[Dataset records]
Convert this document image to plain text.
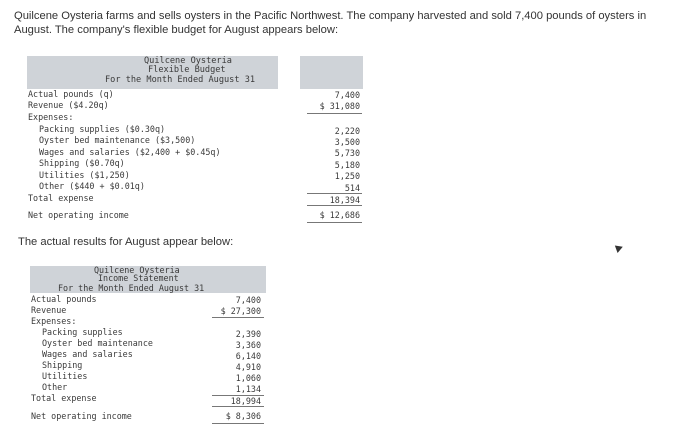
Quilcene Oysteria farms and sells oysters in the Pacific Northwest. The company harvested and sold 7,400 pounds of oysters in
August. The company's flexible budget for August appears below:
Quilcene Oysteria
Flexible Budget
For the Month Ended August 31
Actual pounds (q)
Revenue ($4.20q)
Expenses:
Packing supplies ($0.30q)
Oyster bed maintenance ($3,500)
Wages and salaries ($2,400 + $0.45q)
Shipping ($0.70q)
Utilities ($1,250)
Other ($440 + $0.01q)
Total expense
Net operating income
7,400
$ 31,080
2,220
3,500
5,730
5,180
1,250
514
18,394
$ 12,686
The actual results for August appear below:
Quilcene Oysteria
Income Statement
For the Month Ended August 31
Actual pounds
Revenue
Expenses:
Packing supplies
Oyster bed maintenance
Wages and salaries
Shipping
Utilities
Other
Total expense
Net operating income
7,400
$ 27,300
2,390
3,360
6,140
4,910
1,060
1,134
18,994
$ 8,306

# Task details:
Return only the count of lines in the records that hold the word "below".

# Finished answer:
2